Drop the pictures, then extract the listing word for word.

»»

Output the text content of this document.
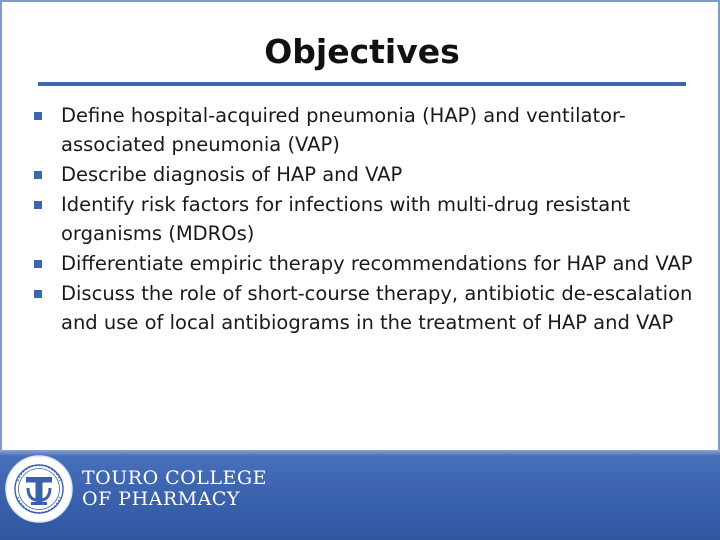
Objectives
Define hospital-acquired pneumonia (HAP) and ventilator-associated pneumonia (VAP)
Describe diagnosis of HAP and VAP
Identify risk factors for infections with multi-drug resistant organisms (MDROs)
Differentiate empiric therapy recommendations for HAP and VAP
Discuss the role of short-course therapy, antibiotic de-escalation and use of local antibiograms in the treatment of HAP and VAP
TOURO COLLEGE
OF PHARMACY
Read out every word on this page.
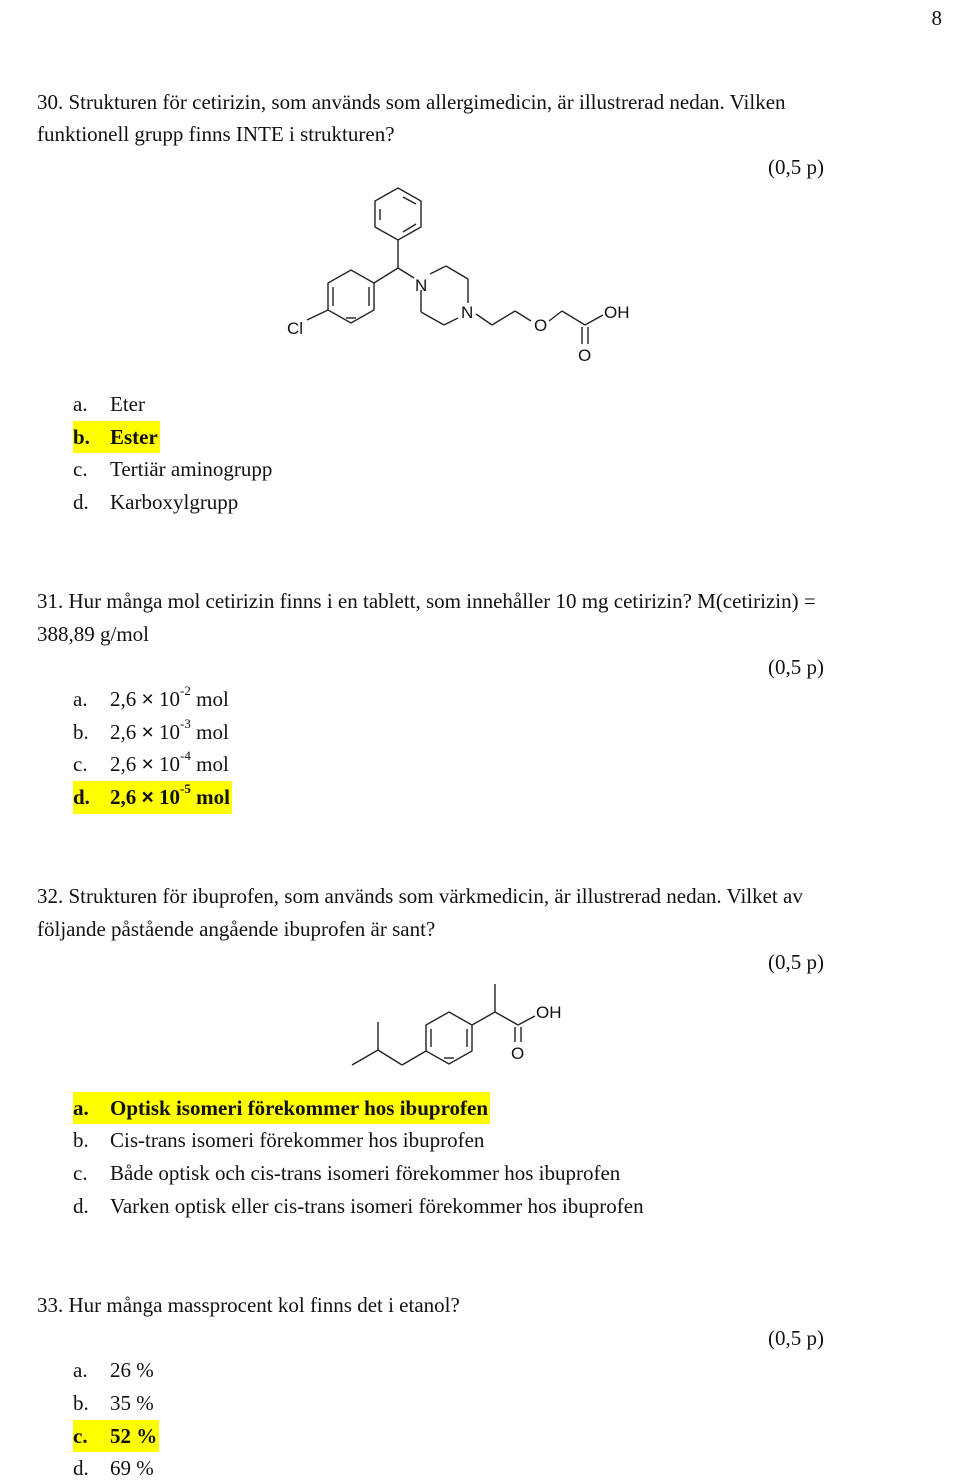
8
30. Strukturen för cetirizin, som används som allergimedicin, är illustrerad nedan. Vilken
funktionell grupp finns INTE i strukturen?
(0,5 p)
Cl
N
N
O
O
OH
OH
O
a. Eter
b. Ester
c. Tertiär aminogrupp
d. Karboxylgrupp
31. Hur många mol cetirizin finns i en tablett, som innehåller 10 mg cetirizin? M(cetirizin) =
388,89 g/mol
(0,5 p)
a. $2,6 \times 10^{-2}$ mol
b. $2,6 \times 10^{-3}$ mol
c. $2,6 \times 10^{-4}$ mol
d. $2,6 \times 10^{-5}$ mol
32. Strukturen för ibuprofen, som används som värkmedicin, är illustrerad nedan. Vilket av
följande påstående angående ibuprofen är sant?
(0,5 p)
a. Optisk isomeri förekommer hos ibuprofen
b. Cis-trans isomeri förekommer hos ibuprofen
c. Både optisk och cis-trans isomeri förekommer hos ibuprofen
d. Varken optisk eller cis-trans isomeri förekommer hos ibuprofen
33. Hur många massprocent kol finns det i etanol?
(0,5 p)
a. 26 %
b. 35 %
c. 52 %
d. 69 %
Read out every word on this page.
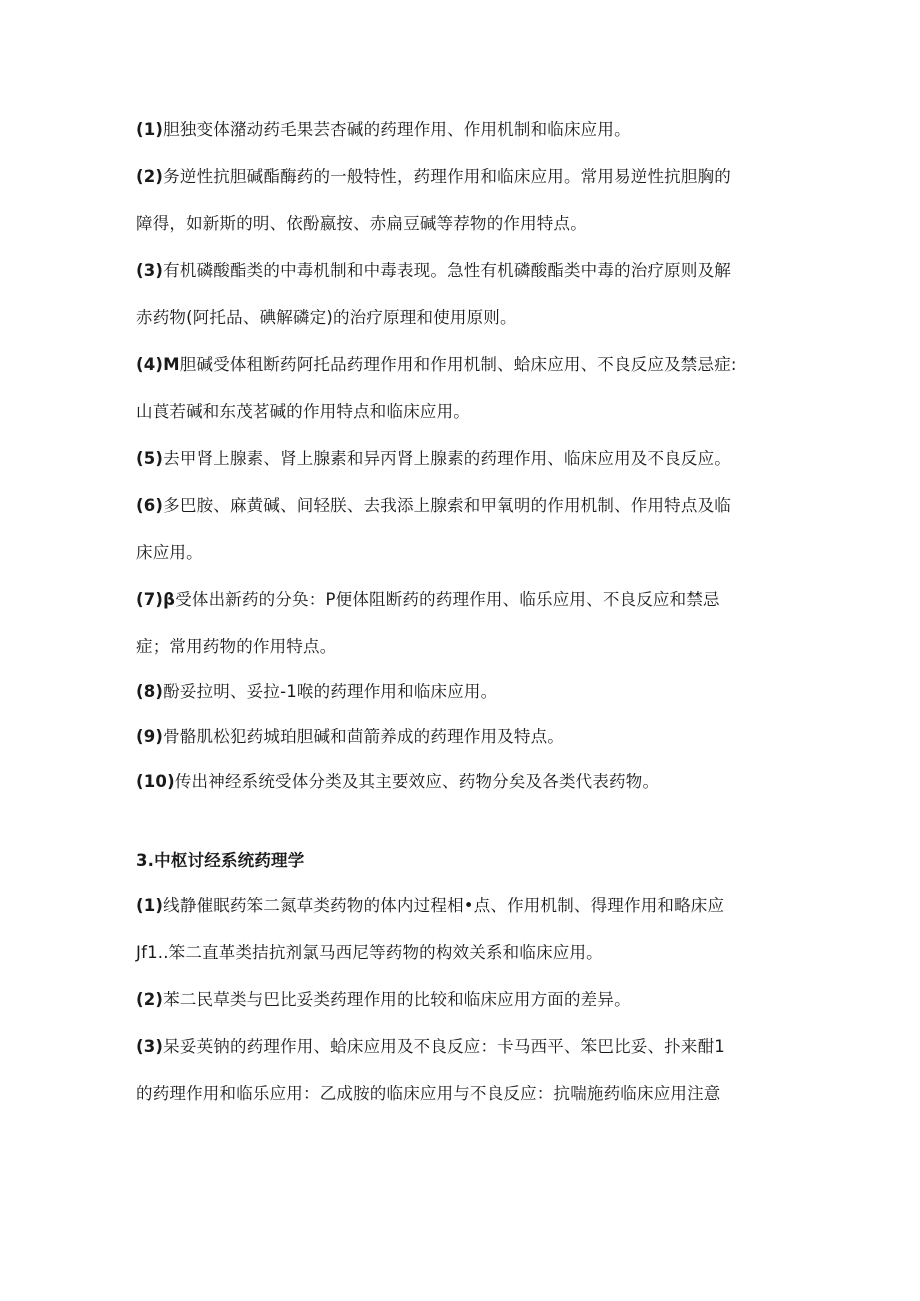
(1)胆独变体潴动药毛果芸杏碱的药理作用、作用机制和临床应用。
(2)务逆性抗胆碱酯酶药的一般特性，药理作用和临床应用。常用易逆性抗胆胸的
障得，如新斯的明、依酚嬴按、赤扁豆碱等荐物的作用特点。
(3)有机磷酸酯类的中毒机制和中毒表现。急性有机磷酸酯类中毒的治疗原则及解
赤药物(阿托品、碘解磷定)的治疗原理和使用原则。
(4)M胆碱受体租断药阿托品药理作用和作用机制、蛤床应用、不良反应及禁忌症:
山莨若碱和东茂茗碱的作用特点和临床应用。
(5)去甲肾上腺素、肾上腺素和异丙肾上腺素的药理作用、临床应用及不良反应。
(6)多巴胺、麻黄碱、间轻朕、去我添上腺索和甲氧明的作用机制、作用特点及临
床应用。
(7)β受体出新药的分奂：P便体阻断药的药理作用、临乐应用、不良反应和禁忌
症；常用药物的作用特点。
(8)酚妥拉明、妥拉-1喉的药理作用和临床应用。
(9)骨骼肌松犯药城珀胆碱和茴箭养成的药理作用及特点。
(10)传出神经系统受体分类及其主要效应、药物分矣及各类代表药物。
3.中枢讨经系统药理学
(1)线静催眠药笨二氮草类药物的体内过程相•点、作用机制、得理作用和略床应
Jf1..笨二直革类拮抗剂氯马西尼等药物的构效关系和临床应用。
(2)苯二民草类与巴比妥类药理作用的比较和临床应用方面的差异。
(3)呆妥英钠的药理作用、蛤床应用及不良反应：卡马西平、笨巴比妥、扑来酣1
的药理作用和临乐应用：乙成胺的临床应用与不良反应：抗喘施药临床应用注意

««

Solution to this task:
Output the text content of this document.
Objectives
Define hospital-acquired pneumonia (HAP) and ventilator-associated pneumonia (VAP)
Describe diagnosis of HAP and VAP
Identify risk factors for infections with multi-drug resistant organisms (MDROs)
Differentiate empiric therapy recommendations for HAP and VAP
Discuss the role of short-course therapy, antibiotic de-escalation and use of local antibiograms in the treatment of HAP and VAP
TOURO COLLEGE
OF PHARMACY
Read out every word on this page.
8
30. Strukturen för cetirizin, som används som allergimedicin, är illustrerad nedan. Vilken
funktionell grupp finns INTE i strukturen?
(0,5 p)
Cl
N
N
O
O
OH
OH
O
a. Eter
b. Ester
c. Tertiär aminogrupp
d. Karboxylgrupp
31. Hur många mol cetirizin finns i en tablett, som innehåller 10 mg cetirizin? M(cetirizin) =
388,89 g/mol
(0,5 p)
a. $2,6 \times 10^{-2}$ mol
b. $2,6 \times 10^{-3}$ mol
c. $2,6 \times 10^{-4}$ mol
d. $2,6 \times 10^{-5}$ mol
32. Strukturen för ibuprofen, som används som värkmedicin, är illustrerad nedan. Vilket av
följande påstående angående ibuprofen är sant?
(0,5 p)
a. Optisk isomeri förekommer hos ibuprofen
b. Cis-trans isomeri förekommer hos ibuprofen
c. Både optisk och cis-trans isomeri förekommer hos ibuprofen
d. Varken optisk eller cis-trans isomeri förekommer hos ibuprofen
33. Hur många massprocent kol finns det i etanol?
(0,5 p)
a. 26 %
b. 35 %
c. 52 %
d. 69 %
Read out every word on this page.
(1)胆独变体潴动药毛果芸杏碱的药理作用、作用机制和临床应用。
(2)务逆性抗胆碱酯酶药的一般特性，药理作用和临床应用。常用易逆性抗胆胸的
障得，如新斯的明、依酚嬴按、赤扁豆碱等荐物的作用特点。
(3)有机磷酸酯类的中毒机制和中毒表现。急性有机磷酸酯类中毒的治疗原则及解
赤药物(阿托品、碘解磷定)的治疗原理和使用原则。
(4)M胆碱受体租断药阿托品药理作用和作用机制、蛤床应用、不良反应及禁忌症:
山莨若碱和东茂茗碱的作用特点和临床应用。
(5)去甲肾上腺素、肾上腺素和异丙肾上腺素的药理作用、临床应用及不良反应。
(6)多巴胺、麻黄碱、间轻朕、去我添上腺索和甲氧明的作用机制、作用特点及临
床应用。
(7)β受体出新药的分奂：P便体阻断药的药理作用、临乐应用、不良反应和禁忌
症；常用药物的作用特点。
(8)酚妥拉明、妥拉-1喉的药理作用和临床应用。
(9)骨骼肌松犯药城珀胆碱和茴箭养成的药理作用及特点。
(10)传出神经系统受体分类及其主要效应、药物分矣及各类代表药物。
3.中枢讨经系统药理学
(1)线静催眠药笨二氮草类药物的体内过程相•点、作用机制、得理作用和略床应
Jf1..笨二直革类拮抗剂氯马西尼等药物的构效关系和临床应用。
(2)苯二民草类与巴比妥类药理作用的比较和临床应用方面的差异。
(3)呆妥英钠的药理作用、蛤床应用及不良反应：卡马西平、笨巴比妥、扑来酣1
的药理作用和临乐应用：乙成胺的临床应用与不良反应：抗喘施药临床应用注意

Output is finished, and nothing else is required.